Trecho do documento →
::::::::

As máquinas eram locadas! Sem exceção. Daí a necessidade de um ótimo serviço de manutenção, mais corretivo que preventivo. A gestão da DT era impressionante. Cada filial tinha um gerente da DT e abaixo vinham os supervisores, os gerentes de campo, que controlavam os técnicos.
Cada defeito era reportado em formulário especial, válido para todas as IBMs onde operava. Registrava-se o tempo do reparo, qual fora o defeito e em que máquina. Uma enorme quantidade de informações que permitiam saber o que melhorar nas próximas máquinas. E controlar o desempenho dos técnicos.
Notar que a mídia era o cartão: a memória era o cartão perfurado de oitenta colunas!
A IBM lançou um computador, creio que o IBM 650, que tinha memória de tambor. Foi dito que ao mostrarem a máquina para a cúpula da IBM, esta pensou que poderiam vender 50. Venderam, locaram coisa de 500!
Não trabalhei em nenhuma máquina convencial. Tive que esperar a IBM 1401 e a IBM 1620 que viriam logo a seguir.
Eram máquinas de transistores discretos, ou seja, não havia chip! Nas placas colocavam-se os transistores e demais componentes, todos discretos, visíveis. Trocavam-se placas, componentes não.
A memória máxima de uma IBM 1401 era de 16k! Isto mesmo dezesseis mil posições de memória. A memória era de núcleos de ferrite.
A programação era em linguagem de máquina, em autocoder e depois em assembler. Tínhamos acesso, pelo painel na IBM 1401, ao caráter armazenado na memória. E podíamos modificá-los.

::::::::

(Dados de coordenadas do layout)
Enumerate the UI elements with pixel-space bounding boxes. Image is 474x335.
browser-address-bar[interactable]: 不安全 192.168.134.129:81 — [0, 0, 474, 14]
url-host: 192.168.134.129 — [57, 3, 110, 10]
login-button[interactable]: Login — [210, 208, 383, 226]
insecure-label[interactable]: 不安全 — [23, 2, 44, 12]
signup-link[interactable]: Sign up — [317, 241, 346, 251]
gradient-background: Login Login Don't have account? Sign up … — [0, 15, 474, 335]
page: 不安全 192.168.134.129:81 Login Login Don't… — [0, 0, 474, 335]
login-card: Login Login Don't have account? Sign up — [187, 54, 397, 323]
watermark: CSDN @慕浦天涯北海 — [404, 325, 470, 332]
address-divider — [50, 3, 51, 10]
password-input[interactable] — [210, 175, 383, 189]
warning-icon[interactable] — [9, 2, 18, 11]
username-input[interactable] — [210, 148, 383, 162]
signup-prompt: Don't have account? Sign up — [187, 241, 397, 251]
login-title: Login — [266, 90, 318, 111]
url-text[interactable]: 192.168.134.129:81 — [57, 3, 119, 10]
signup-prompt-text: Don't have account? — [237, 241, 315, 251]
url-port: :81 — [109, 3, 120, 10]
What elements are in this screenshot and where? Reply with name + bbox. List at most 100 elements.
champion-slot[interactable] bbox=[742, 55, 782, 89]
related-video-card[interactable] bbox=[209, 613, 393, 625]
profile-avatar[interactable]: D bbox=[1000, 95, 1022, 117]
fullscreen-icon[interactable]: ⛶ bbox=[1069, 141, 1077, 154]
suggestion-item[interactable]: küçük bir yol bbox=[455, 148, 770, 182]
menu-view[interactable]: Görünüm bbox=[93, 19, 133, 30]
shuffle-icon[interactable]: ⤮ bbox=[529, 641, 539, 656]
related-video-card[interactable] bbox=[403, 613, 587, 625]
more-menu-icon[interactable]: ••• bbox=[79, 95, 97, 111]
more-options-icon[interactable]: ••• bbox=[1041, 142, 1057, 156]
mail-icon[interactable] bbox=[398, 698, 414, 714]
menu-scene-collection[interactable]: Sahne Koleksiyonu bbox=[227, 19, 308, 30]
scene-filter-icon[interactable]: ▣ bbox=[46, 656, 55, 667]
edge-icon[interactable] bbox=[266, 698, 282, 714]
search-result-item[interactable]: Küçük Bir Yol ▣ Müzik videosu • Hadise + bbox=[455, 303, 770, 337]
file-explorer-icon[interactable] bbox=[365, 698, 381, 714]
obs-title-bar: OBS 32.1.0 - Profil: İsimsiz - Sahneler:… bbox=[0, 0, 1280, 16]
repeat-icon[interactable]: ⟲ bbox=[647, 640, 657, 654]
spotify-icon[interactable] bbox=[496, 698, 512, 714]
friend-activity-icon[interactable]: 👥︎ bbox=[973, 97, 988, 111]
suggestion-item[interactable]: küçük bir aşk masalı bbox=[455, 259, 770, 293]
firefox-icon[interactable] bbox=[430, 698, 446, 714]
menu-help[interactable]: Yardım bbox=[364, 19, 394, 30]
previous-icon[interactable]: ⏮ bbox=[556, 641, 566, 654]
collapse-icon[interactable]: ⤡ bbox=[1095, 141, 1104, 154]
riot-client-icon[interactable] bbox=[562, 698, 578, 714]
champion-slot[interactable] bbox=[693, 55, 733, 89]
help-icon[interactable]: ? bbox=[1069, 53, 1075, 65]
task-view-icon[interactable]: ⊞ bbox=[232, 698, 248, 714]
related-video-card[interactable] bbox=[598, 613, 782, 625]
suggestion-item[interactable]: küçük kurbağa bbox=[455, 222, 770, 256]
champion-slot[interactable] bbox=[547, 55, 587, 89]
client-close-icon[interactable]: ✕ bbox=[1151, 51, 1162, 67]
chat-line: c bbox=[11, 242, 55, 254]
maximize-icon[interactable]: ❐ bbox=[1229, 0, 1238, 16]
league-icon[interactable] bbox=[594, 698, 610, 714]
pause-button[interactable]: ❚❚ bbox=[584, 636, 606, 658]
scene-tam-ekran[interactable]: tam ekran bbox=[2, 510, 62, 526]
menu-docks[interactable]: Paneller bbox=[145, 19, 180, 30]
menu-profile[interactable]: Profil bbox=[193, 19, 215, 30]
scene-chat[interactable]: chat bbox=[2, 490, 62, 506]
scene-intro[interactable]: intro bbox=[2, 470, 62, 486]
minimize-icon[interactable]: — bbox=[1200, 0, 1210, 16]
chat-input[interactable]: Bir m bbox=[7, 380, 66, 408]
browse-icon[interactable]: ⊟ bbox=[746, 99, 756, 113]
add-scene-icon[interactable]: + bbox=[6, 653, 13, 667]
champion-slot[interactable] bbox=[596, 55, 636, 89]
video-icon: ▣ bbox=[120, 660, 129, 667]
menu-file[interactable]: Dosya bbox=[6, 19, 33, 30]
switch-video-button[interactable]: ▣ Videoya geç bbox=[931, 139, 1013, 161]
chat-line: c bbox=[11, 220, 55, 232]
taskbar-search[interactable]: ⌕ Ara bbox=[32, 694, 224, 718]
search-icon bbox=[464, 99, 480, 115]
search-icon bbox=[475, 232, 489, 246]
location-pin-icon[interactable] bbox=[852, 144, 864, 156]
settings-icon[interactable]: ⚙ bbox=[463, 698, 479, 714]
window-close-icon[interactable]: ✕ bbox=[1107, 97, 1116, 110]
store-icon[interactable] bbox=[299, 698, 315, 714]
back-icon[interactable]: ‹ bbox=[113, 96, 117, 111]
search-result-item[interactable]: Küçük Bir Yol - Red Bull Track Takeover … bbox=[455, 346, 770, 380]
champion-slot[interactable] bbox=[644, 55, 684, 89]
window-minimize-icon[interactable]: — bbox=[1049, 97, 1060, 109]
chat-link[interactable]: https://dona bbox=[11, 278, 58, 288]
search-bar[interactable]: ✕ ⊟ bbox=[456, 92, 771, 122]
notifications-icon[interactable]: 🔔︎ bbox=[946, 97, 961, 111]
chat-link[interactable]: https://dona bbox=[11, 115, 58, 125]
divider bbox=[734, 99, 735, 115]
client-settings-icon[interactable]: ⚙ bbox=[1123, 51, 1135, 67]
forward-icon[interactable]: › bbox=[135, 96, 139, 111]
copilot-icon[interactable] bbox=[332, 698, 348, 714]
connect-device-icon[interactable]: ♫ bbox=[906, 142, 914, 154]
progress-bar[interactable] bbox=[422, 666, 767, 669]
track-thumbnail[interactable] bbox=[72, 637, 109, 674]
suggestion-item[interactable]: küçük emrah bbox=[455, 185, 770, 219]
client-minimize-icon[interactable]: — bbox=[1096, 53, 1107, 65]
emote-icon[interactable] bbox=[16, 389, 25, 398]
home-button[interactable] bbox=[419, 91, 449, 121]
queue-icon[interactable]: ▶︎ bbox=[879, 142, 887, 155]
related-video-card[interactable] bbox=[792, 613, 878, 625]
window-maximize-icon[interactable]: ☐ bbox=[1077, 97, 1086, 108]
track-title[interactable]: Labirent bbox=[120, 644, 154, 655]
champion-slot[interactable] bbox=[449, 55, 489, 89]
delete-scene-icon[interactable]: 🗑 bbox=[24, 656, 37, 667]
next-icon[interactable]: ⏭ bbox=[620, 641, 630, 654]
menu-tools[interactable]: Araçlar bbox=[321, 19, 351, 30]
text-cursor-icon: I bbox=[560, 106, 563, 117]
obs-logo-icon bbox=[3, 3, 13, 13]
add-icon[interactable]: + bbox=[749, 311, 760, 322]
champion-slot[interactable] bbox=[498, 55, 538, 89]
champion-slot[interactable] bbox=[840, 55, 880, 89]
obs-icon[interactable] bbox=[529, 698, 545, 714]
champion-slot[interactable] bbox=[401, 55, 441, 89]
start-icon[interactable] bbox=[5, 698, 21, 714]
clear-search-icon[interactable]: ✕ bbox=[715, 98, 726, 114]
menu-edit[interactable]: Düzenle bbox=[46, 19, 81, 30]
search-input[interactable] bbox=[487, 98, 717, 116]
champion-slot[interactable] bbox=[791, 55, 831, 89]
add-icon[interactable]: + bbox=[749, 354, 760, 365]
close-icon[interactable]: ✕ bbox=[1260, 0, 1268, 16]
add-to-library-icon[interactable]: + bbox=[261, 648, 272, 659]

::::::::

Tarefa escrita → No trecho sobre as máquinas da IBM, qual era a memória máxima de uma IBM 1401? A listagem não é necessária para responder.

Resposta completa → Era de 16k, ou seja, dezesseis mil posições de memória.